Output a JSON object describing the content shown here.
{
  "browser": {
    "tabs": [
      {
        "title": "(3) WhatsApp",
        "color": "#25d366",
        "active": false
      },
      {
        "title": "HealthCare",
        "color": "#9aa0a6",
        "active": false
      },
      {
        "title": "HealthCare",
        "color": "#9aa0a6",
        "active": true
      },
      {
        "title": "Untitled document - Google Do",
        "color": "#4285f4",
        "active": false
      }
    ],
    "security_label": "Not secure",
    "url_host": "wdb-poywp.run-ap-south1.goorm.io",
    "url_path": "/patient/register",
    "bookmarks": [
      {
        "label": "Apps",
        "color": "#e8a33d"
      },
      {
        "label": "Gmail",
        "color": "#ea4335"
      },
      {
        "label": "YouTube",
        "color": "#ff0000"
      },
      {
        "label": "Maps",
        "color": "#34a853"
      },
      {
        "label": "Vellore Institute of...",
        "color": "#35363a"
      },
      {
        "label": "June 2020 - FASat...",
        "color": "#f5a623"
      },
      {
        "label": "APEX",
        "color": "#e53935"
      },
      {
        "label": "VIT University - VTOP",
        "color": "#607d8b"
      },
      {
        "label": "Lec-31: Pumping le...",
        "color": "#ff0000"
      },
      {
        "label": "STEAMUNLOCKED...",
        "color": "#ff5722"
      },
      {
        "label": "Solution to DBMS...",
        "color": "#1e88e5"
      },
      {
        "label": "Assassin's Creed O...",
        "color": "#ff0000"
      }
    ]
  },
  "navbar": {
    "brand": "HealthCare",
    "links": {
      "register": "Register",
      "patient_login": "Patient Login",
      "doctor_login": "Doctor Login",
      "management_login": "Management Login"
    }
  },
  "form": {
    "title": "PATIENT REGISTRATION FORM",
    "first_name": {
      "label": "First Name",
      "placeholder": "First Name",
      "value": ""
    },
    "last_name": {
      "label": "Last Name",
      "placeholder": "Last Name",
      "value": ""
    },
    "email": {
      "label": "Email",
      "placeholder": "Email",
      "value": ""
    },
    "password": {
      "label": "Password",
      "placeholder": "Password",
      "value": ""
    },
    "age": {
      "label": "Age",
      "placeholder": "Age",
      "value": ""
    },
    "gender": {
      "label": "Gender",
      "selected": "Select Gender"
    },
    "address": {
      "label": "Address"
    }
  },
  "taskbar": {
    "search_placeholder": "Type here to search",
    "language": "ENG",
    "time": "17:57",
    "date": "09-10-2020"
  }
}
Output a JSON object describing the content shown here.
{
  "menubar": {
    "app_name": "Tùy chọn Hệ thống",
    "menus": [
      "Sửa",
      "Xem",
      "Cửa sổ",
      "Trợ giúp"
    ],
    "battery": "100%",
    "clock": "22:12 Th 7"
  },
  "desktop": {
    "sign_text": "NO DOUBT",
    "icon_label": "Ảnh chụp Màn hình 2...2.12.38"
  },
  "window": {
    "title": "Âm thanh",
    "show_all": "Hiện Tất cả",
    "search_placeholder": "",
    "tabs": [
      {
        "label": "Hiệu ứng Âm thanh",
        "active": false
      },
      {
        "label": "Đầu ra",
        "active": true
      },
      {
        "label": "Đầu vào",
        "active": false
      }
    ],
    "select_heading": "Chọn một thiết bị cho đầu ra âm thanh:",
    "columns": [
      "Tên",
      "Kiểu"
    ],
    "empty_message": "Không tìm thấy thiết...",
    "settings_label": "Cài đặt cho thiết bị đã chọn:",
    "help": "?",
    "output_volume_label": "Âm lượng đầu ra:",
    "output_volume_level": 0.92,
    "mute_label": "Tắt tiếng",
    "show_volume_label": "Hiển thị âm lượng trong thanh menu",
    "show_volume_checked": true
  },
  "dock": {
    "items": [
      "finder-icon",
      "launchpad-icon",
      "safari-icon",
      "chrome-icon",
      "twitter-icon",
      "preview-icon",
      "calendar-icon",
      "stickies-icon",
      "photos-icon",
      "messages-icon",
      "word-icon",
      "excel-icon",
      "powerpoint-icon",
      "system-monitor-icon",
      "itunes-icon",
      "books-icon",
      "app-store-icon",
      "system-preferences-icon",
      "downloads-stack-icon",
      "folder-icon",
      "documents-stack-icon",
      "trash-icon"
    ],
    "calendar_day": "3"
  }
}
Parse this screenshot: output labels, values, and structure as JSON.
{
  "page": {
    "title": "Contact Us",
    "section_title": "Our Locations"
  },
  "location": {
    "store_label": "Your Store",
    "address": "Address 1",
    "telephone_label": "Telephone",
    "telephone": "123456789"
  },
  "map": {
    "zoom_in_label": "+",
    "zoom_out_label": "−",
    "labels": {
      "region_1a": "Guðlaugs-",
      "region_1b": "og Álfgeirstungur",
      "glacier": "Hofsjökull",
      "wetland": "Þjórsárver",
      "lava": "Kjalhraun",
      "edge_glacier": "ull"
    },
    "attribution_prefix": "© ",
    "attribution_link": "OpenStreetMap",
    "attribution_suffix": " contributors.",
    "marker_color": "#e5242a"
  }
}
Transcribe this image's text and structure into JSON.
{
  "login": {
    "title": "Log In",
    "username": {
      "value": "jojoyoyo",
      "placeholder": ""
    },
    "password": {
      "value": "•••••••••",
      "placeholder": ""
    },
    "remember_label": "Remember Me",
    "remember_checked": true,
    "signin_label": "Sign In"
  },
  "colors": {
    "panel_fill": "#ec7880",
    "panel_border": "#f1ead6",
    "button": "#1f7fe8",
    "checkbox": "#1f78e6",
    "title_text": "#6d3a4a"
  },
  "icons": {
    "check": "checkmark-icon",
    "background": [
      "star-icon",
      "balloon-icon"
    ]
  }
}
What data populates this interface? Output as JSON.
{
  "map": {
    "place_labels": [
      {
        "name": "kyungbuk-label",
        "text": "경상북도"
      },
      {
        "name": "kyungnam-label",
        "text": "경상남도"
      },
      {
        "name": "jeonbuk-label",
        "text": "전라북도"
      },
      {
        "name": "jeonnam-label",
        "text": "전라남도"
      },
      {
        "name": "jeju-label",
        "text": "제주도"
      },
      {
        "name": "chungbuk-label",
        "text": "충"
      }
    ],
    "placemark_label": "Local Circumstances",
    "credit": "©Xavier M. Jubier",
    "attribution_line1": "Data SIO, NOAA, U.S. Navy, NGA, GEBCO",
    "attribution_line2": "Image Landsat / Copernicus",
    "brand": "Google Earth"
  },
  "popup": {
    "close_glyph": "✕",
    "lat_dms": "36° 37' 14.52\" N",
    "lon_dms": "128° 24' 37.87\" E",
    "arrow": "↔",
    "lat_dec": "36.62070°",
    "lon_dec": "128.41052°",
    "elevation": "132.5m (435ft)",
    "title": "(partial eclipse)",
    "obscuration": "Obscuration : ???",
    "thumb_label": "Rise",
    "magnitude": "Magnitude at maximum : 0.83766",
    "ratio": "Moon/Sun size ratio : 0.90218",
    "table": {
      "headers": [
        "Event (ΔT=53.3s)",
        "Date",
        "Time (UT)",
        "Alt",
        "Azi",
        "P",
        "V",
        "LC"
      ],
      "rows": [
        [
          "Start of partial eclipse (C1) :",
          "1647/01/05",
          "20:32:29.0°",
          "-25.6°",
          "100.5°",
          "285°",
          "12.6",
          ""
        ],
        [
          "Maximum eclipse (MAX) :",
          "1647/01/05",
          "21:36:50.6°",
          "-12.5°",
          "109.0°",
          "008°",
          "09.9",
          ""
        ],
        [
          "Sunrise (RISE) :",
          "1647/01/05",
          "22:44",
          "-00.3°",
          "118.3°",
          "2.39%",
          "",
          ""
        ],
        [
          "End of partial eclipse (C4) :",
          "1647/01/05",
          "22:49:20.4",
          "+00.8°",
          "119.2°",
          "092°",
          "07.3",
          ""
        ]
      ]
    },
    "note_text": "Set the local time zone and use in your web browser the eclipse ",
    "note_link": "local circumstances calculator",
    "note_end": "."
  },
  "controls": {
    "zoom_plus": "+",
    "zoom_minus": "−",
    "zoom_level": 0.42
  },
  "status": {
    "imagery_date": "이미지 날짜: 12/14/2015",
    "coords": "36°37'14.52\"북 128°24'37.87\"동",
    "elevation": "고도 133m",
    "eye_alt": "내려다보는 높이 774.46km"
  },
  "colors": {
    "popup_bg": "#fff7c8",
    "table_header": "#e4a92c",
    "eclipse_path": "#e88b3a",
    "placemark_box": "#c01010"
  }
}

## Required work
Filter the records for lines holding the string "this". Copy each one.

## Output of the task
Parse this screenshot: output labels, values, and structure as JSON.
Transcribe this image's text and structure into JSON.
What data populates this interface? Output as JSON.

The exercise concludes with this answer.